» **Provided data**
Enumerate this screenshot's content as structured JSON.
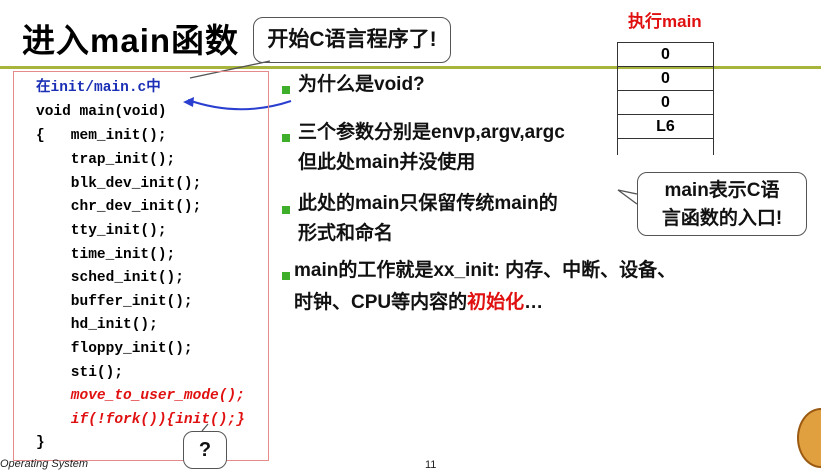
{
  "slide": {
    "title": "进入main函数",
    "callout_c": "开始C语言程序了!",
    "callout_main_line1": "main表示C语",
    "callout_main_line2": "言函数的入口!",
    "callout_q": "?",
    "footer_left": "Operating System",
    "footer_page": "11"
  },
  "code": {
    "file": "在init/main.c中",
    "lines": [
      "void main(void)",
      "{   mem_init();",
      "    trap_init();",
      "    blk_dev_init();",
      "    chr_dev_init();",
      "    tty_init();",
      "    time_init();",
      "    sched_init();",
      "    buffer_init();",
      "    hd_init();",
      "    floppy_init();",
      "    sti();",
      "    move_to_user_mode();",
      "    if(!fork()){init();}",
      "}"
    ]
  },
  "stack": {
    "label": "执行main",
    "cells": [
      "0",
      "0",
      "0",
      "L6"
    ]
  },
  "bullets": {
    "b1": "为什么是void?",
    "b2_line1": "三个参数分别是envp,argv,argc",
    "b2_line2": "但此处main并没使用",
    "b3_line1": "此处的main只保留传统main的",
    "b3_line2": "形式和命名",
    "b4_line1": "main的工作就是xx_init: 内存、中断、设备、",
    "b4_line2_prefix": "时钟、CPU等内容的",
    "b4_line2_highlight": "初始化",
    "b4_line2_suffix": "…"
  },
  "colors": {
    "accent_line": "#a8b53c",
    "bullet": "#3fae2a",
    "highlight": "#e01010",
    "file_text": "#1a2fb5",
    "code_box_border": "#e58b8b",
    "arrow": "#2a3fd0"
  }
}
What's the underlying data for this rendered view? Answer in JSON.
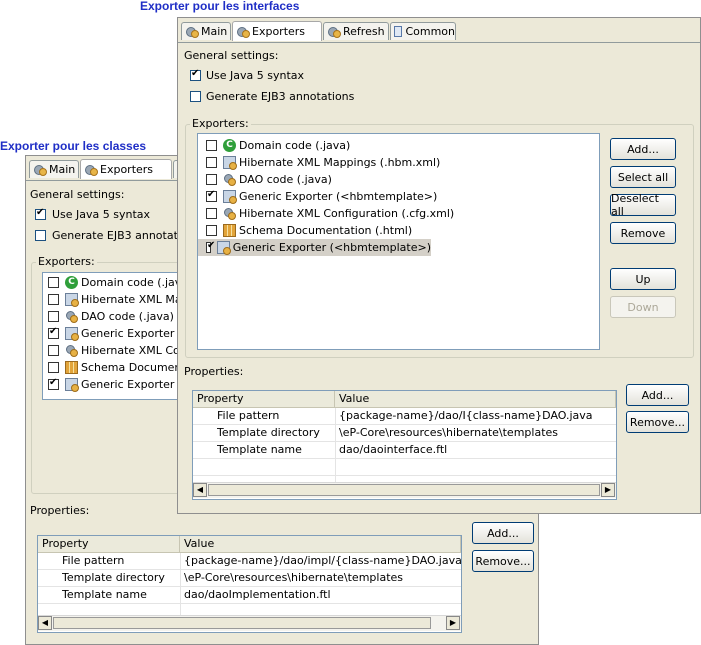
{
  "captions": {
    "interfaces": "Exporter pour les interfaces",
    "classes": "Exporter pour les classes"
  },
  "back_panel": {
    "tabs": [
      "Main",
      "Exporters"
    ],
    "general_settings": "General settings:",
    "use_java5": {
      "label": "Use Java 5 syntax",
      "checked": true
    },
    "generate_ejb3": {
      "label": "Generate EJB3 annotatior",
      "checked": false
    },
    "exporters_label": "Exporters:",
    "exporters": [
      {
        "label": "Domain code (.java",
        "icon": "java-class-icon",
        "checked": false
      },
      {
        "label": "Hibernate XML Map",
        "icon": "hibernate-icon",
        "checked": false
      },
      {
        "label": "DAO code (.java)",
        "icon": "dao-icon",
        "checked": false
      },
      {
        "label": "Generic Exporter (",
        "icon": "hibernate-icon",
        "checked": true
      },
      {
        "label": "Hibernate XML Con",
        "icon": "dao-icon",
        "checked": false
      },
      {
        "label": "Schema Documenta",
        "icon": "schema-icon",
        "checked": false
      },
      {
        "label": "Generic Exporter (",
        "icon": "hibernate-icon",
        "checked": true
      }
    ],
    "properties_label": "Properties:",
    "table_headers": [
      "Property",
      "Value"
    ],
    "table_rows": [
      [
        "File pattern",
        "{package-name}/dao/impl/{class-name}DAO.java"
      ],
      [
        "Template directory",
        "\\eP-Core\\resources\\hibernate\\templates"
      ],
      [
        "Template name",
        "dao/daoImplementation.ftl"
      ]
    ],
    "buttons": {
      "add": "Add...",
      "remove": "Remove..."
    }
  },
  "front_panel": {
    "tabs": [
      "Main",
      "Exporters",
      "Refresh",
      "Common"
    ],
    "general_settings": "General settings:",
    "use_java5": {
      "label": "Use Java 5 syntax",
      "checked": true
    },
    "generate_ejb3": {
      "label": "Generate EJB3 annotations",
      "checked": false
    },
    "exporters_label": "Exporters:",
    "exporters": [
      {
        "label": "Domain code (.java)",
        "icon": "java-class-icon",
        "checked": false
      },
      {
        "label": "Hibernate XML Mappings (.hbm.xml)",
        "icon": "hibernate-icon",
        "checked": false
      },
      {
        "label": "DAO code (.java)",
        "icon": "dao-icon",
        "checked": false
      },
      {
        "label": "Generic Exporter (<hbmtemplate>)",
        "icon": "hibernate-icon",
        "checked": true
      },
      {
        "label": "Hibernate XML Configuration (.cfg.xml)",
        "icon": "dao-icon",
        "checked": false
      },
      {
        "label": "Schema Documentation (.html)",
        "icon": "schema-icon",
        "checked": false
      },
      {
        "label": "Generic Exporter (<hbmtemplate>)",
        "icon": "hibernate-icon",
        "checked": true
      }
    ],
    "side_buttons": {
      "add": "Add...",
      "select_all": "Select all",
      "deselect_all": "Deselect all",
      "remove": "Remove",
      "up": "Up",
      "down": "Down"
    },
    "properties_label": "Properties:",
    "table_headers": [
      "Property",
      "Value"
    ],
    "table_rows": [
      [
        "File pattern",
        "{package-name}/dao/I{class-name}DAO.java"
      ],
      [
        "Template directory",
        "\\eP-Core\\resources\\hibernate\\templates"
      ],
      [
        "Template name",
        "dao/daointerface.ftl"
      ]
    ],
    "buttons": {
      "add": "Add...",
      "remove": "Remove..."
    }
  }
}
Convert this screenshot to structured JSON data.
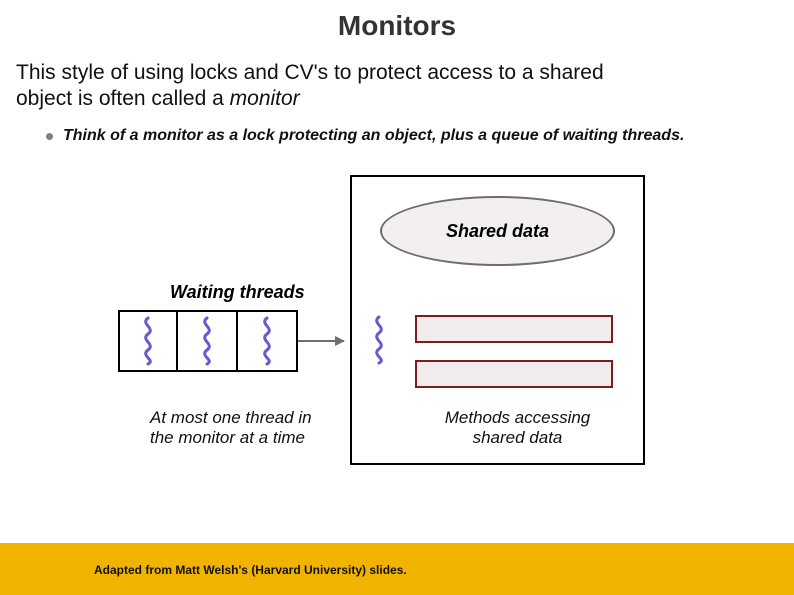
{
  "title": "Monitors",
  "body": {
    "line1": "This style of using locks and CV's to protect access to a shared",
    "line2_a": "object is often called a ",
    "line2_b": "monitor"
  },
  "bullet": "Think of a monitor as a lock protecting an object, plus a queue of waiting threads.",
  "diagram": {
    "shared_data_label": "Shared data",
    "waiting_label": "Waiting threads",
    "caption_left_l1": "At most one thread in",
    "caption_left_l2": "the monitor at a time",
    "caption_right_l1": "Methods accessing",
    "caption_right_l2": "shared data"
  },
  "footer": "Adapted from Matt Welsh's (Harvard University) slides.",
  "colors": {
    "accent": "#f0b400",
    "squiggle": "#6a5acd"
  }
}
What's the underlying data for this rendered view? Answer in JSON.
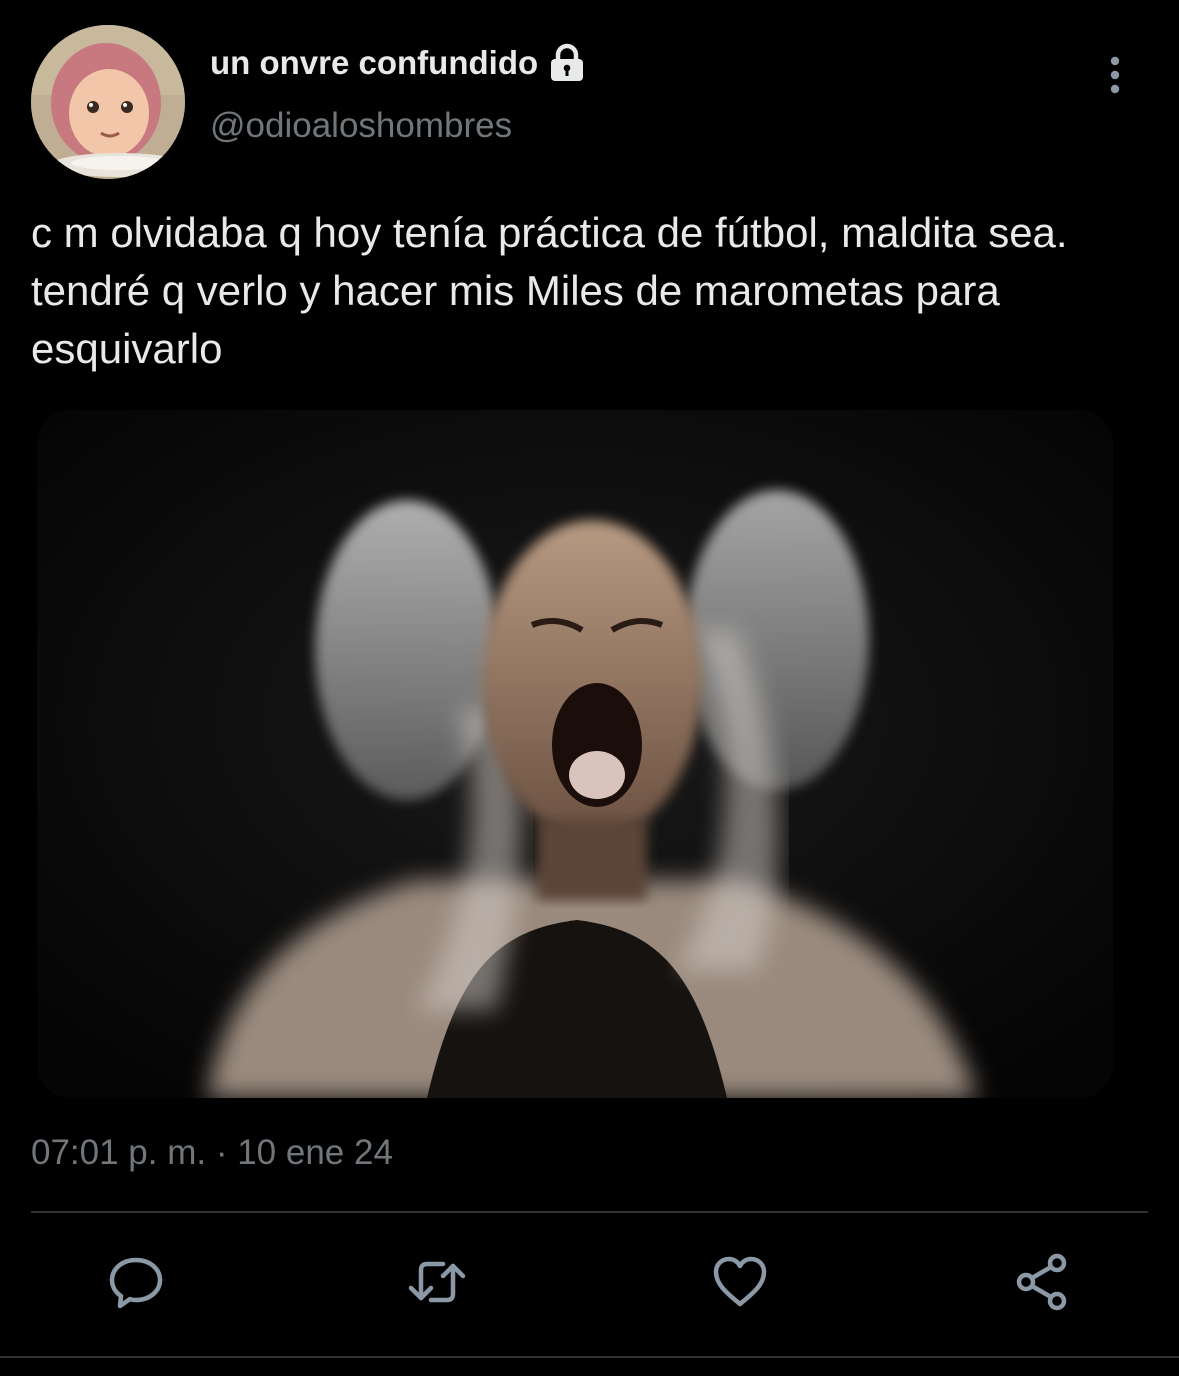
{
  "tweet": {
    "author": {
      "display_name": "un onvre confundido",
      "handle": "@odioaloshombres",
      "locked": true
    },
    "text": "c m olvidaba q hoy tenía práctica de fútbol, maldita sea. tendré q verlo y hacer mis Miles de marometas para esquivarlo",
    "timestamp": "07:01 p. m. · 10 ene 24"
  },
  "icons": {
    "lock": "lock-icon",
    "more": "more-vertical-icon",
    "reply": "reply-icon",
    "retweet": "retweet-icon",
    "like": "heart-icon",
    "share": "share-icon"
  },
  "colors": {
    "background": "#000000",
    "primary_text": "#e7e9ea",
    "secondary_text": "#71767b",
    "divider": "#2f3336",
    "icon": "#8b98a5"
  }
}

» **Given problem**
In the records above, collect each line with "screenshot".

» **Response to the exercise**
Enumerate this screenshot's content as structured JSON.
Convert this screenshot to structured JSON data.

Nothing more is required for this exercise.